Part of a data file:
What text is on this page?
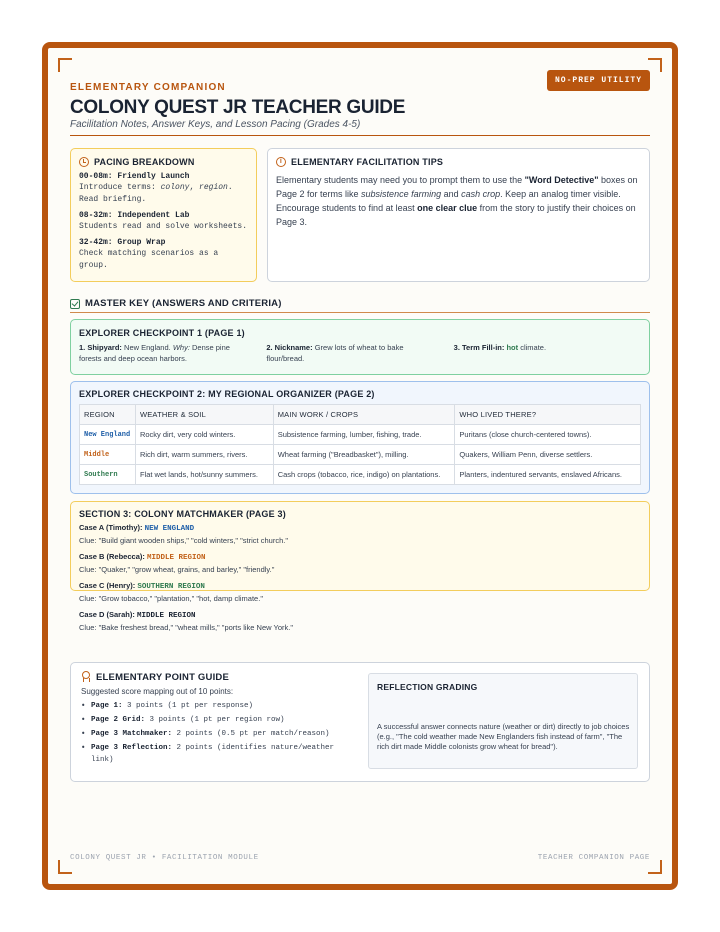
ELEMENTARY COMPANION
NO-PREP UTILITY
COLONY QUEST JR TEACHER GUIDE
Facilitation Notes, Answer Keys, and Lesson Pacing (Grades 4-5)
PACING BREAKDOWN
00-08m: Friendly Launch
Introduce terms: colony, region. Read briefing.
08-32m: Independent Lab
Students read and solve worksheets.
32-42m: Group Wrap
Check matching scenarios as a group.
i ELEMENTARY FACILITATION TIPS
Elementary students may need you to prompt them to use the "Word Detective" boxes on Page 2 for terms like subsistence farming and cash crop. Keep an analog timer visible. Encourage students to find at least one clear clue from the story to justify their choices on Page 3.
MASTER KEY (ANSWERS AND CRITERIA)
EXPLORER CHECKPOINT 1 (PAGE 1)
1. Shipyard: New England. Why: Dense pine forests and deep ocean harbors.
2. Nickname: Grew lots of wheat to bake flour/bread.
3. Term Fill-in: hot climate.
EXPLORER CHECKPOINT 2: MY REGIONAL ORGANIZER (PAGE 2)
REGION	WEATHER & SOIL	MAIN WORK / CROPS	WHO LIVED THERE?
New England	Rocky dirt, very cold winters.	Subsistence farming, lumber, fishing, trade.	Puritans (close church-centered towns).
Middle	Rich dirt, warm summers, rivers.	Wheat farming ("Breadbasket"), milling.	Quakers, William Penn, diverse settlers.
Southern	Flat wet lands, hot/sunny summers.	Cash crops (tobacco, rice, indigo) on plantations.	Planters, indentured servants, enslaved Africans.
SECTION 3: COLONY MATCHMAKER (PAGE 3)
Case A (Timothy): NEW ENGLAND
Clue: "Build giant wooden ships," "cold winters," "strict church."
Case B (Rebecca): MIDDLE REGION
Clue: "Quaker," "grow wheat, grains, and barley," "friendly."
Case C (Henry): SOUTHERN REGION
Clue: "Grow tobacco," "plantation," "hot, damp climate."
Case D (Sarah): MIDDLE REGION
Clue: "Bake freshest bread," "wheat mills," "ports like New York."
ELEMENTARY POINT GUIDE
Suggested score mapping out of 10 points:
• Page 1: 3 points (1 pt per response)
• Page 2 Grid: 3 points (1 pt per region row)
• Page 3 Matchmaker: 2 points (0.5 pt per match/reason)
• Page 3 Reflection: 2 points (identifies nature/weather link)
REFLECTION GRADING
A successful answer connects nature (weather or dirt) directly to job choices (e.g., "The cold weather made New Englanders fish instead of farm", "The rich dirt made Middle colonists grow wheat for bread").
COLONY QUEST JR • FACILITATION MODULE	TEACHER COMPANION PAGE
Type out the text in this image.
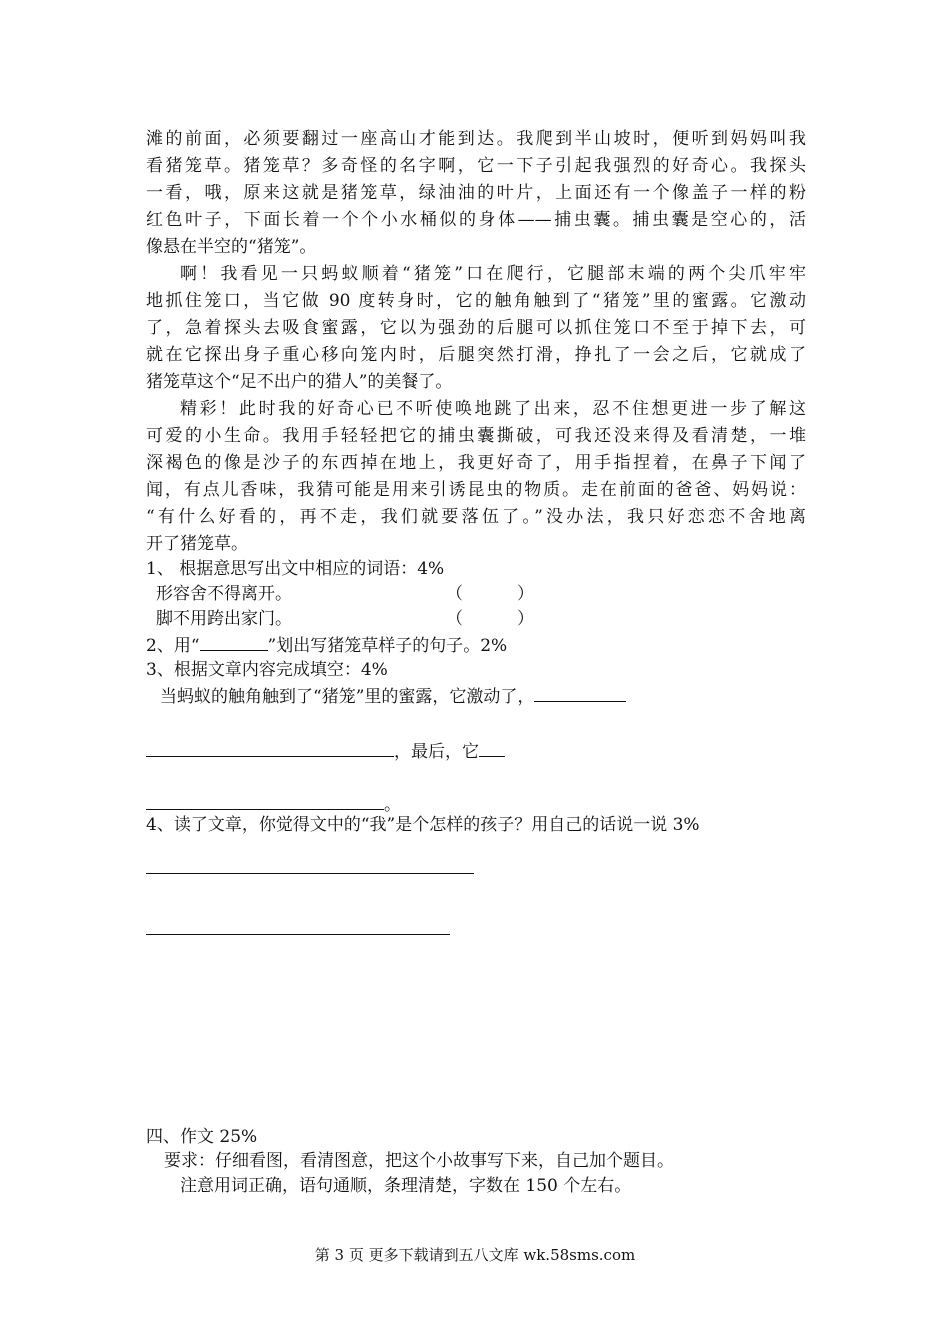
滩的前面，必须要翻过一座高山才能到达。我爬到半山坡时，便听到妈妈叫我
看猪笼草。猪笼草？多奇怪的名字啊，它一下子引起我强烈的好奇心。我探头
一看，哦，原来这就是猪笼草，绿油油的叶片，上面还有一个像盖子一样的粉
红色叶子，下面长着一个个小水桶似的身体——捕虫囊。捕虫囊是空心的，活
像悬在半空的“猪笼”。
啊！我看见一只蚂蚁顺着“猪笼”口在爬行，它腿部末端的两个尖爪牢牢
地抓住笼口，当它做 90 度转身时，它的触角触到了“猪笼”里的蜜露。它激动
了，急着探头去吸食蜜露，它以为强劲的后腿可以抓住笼口不至于掉下去，可
就在它探出身子重心移向笼内时，后腿突然打滑，挣扎了一会之后，它就成了
猪笼草这个“足不出户的猎人”的美餐了。
精彩！此时我的好奇心已不听使唤地跳了出来，忍不住想更进一步了解这
可爱的小生命。我用手轻轻把它的捕虫囊撕破，可我还没来得及看清楚，一堆
深褐色的像是沙子的东西掉在地上，我更好奇了，用手指捏着，在鼻子下闻了
闻，有点儿香味，我猜可能是用来引诱昆虫的物质。走在前面的爸爸、妈妈说：
“有什么好看的，再不走，我们就要落伍了。”没办法，我只好恋恋不舍地离
开了猪笼草。
1、 根据意思写出文中相应的词语：4%
形容舍不得离开。	（	）
脚不用跨出家门。	（	）
2、用“	”划出写猪笼草样子的句子。2%
3、根据文章内容完成填空：4%
当蚂蚁的触角触到了“猪笼”里的蜜露，它激动了，
，最后，它
。
4、读了文章，你觉得文中的“我”是个怎样的孩子？用自己的话说一说 3%
四、作文 25%
要求：仔细看图，看清图意，把这个小故事写下来，自己加个题目。
注意用词正确，语句通顺，条理清楚，字数在 150 个左右。
第 3 页 更多下载请到五八文库 wk.58sms.com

▶ _Exercise task_
Only the lines from the one containing "Type out the text in this image." through the last line of the entries above belong in the copy; reproduce them exactly and drop every picture.

▶ _Exercise result_
Type out the text in this image.
滩的前面，必须要翻过一座高山才能到达。我爬到半山坡时，便听到妈妈叫我
看猪笼草。猪笼草？多奇怪的名字啊，它一下子引起我强烈的好奇心。我探头
一看，哦，原来这就是猪笼草，绿油油的叶片，上面还有一个像盖子一样的粉
红色叶子，下面长着一个个小水桶似的身体——捕虫囊。捕虫囊是空心的，活
像悬在半空的“猪笼”。
啊！我看见一只蚂蚁顺着“猪笼”口在爬行，它腿部末端的两个尖爪牢牢
地抓住笼口，当它做 90 度转身时，它的触角触到了“猪笼”里的蜜露。它激动
了，急着探头去吸食蜜露，它以为强劲的后腿可以抓住笼口不至于掉下去，可
就在它探出身子重心移向笼内时，后腿突然打滑，挣扎了一会之后，它就成了
猪笼草这个“足不出户的猎人”的美餐了。
精彩！此时我的好奇心已不听使唤地跳了出来，忍不住想更进一步了解这
可爱的小生命。我用手轻轻把它的捕虫囊撕破，可我还没来得及看清楚，一堆
深褐色的像是沙子的东西掉在地上，我更好奇了，用手指捏着，在鼻子下闻了
闻，有点儿香味，我猜可能是用来引诱昆虫的物质。走在前面的爸爸、妈妈说：
“有什么好看的，再不走，我们就要落伍了。”没办法，我只好恋恋不舍地离
开了猪笼草。
1、 根据意思写出文中相应的词语：4%
形容舍不得离开。	（	）
脚不用跨出家门。	（	）
2、用“	”划出写猪笼草样子的句子。2%
3、根据文章内容完成填空：4%
当蚂蚁的触角触到了“猪笼”里的蜜露，它激动了，
，最后，它
。
4、读了文章，你觉得文中的“我”是个怎样的孩子？用自己的话说一说 3%
四、作文 25%
要求：仔细看图，看清图意，把这个小故事写下来，自己加个题目。
注意用词正确，语句通顺，条理清楚，字数在 150 个左右。
第 3 页 更多下载请到五八文库 wk.58sms.com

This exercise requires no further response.